WRITTEN PROBLEM:
Omit all pictures. Copy the rest of the material exactly.

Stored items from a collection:
>>>

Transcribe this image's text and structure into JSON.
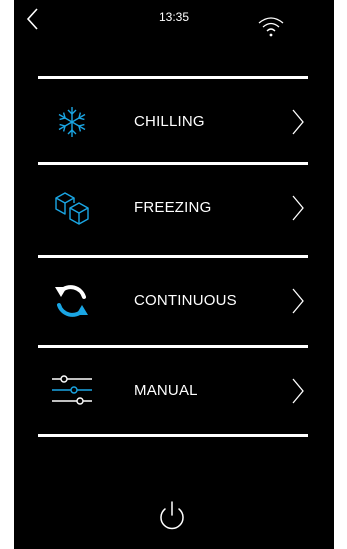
{
  "status_bar": {
    "time": "13:35",
    "back_icon": "chevron-left-icon",
    "wifi_icon": "wifi-icon"
  },
  "menu": {
    "items": [
      {
        "label": "CHILLING",
        "icon": "snowflake-icon"
      },
      {
        "label": "FREEZING",
        "icon": "ice-cubes-icon"
      },
      {
        "label": "CONTINUOUS",
        "icon": "cycle-arrows-icon"
      },
      {
        "label": "MANUAL",
        "icon": "sliders-icon"
      }
    ],
    "chevron_icon": "chevron-right-icon"
  },
  "footer": {
    "power_icon": "power-icon"
  },
  "colors": {
    "background": "#000000",
    "text": "#ffffff",
    "icon_accent": "#1aa6e4",
    "icon_outline": "#ffffff",
    "frame": "#ffffff"
  }
}
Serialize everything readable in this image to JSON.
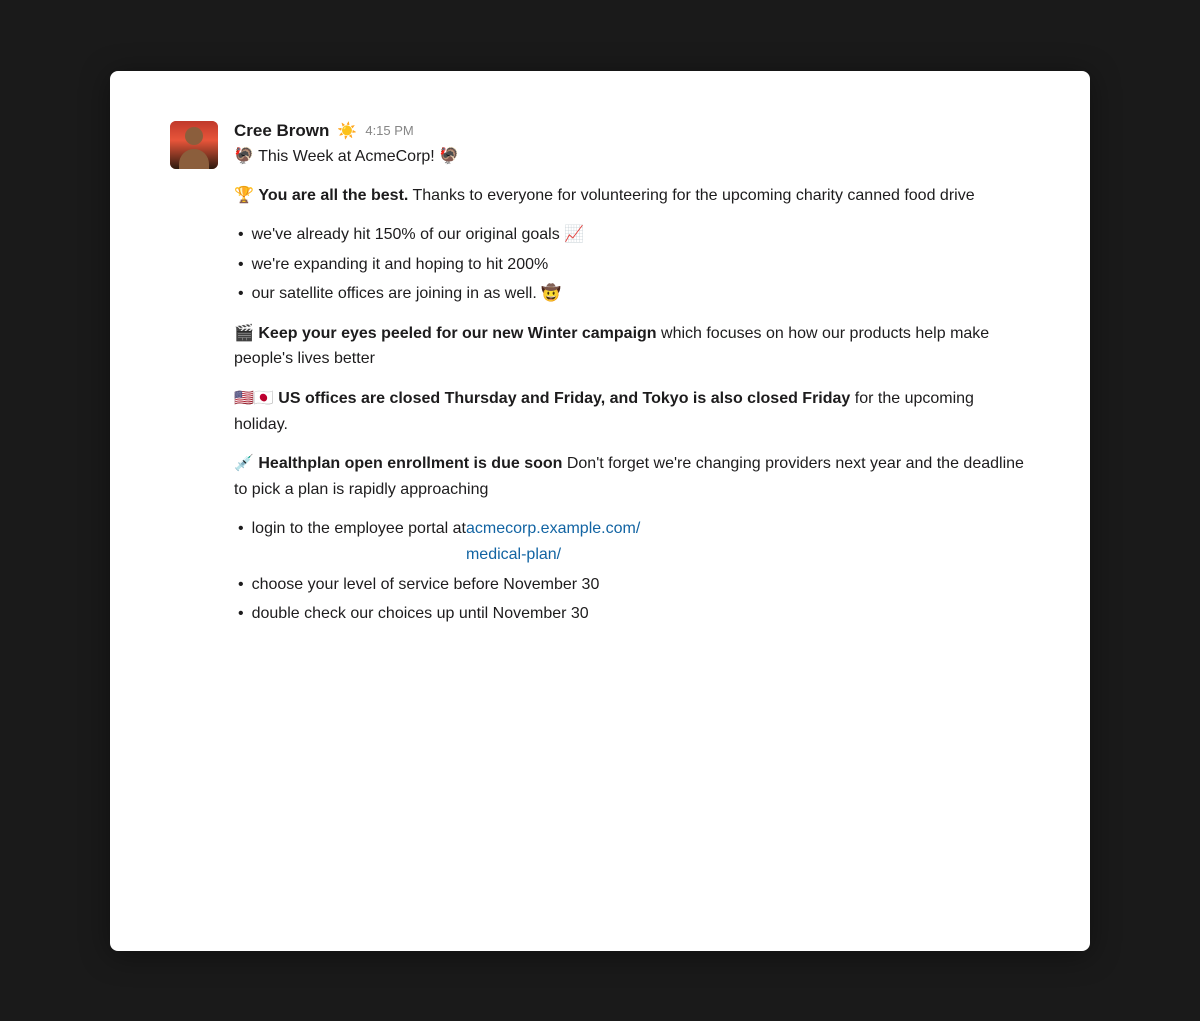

<<<

EXERCISE ANSWER:
Transcribe this image's text and structure into JSON.
{
  "status_bar": {
    "time": "13:35",
    "back_icon": "chevron-left-icon",
    "wifi_icon": "wifi-icon"
  },
  "menu": {
    "items": [
      {
        "label": "CHILLING",
        "icon": "snowflake-icon"
      },
      {
        "label": "FREEZING",
        "icon": "ice-cubes-icon"
      },
      {
        "label": "CONTINUOUS",
        "icon": "cycle-arrows-icon"
      },
      {
        "label": "MANUAL",
        "icon": "sliders-icon"
      }
    ],
    "chevron_icon": "chevron-right-icon"
  },
  "footer": {
    "power_icon": "power-icon"
  },
  "colors": {
    "background": "#000000",
    "text": "#ffffff",
    "icon_accent": "#1aa6e4",
    "icon_outline": "#ffffff",
    "frame": "#ffffff"
  }
}
Serialize everything readable in this image to JSON.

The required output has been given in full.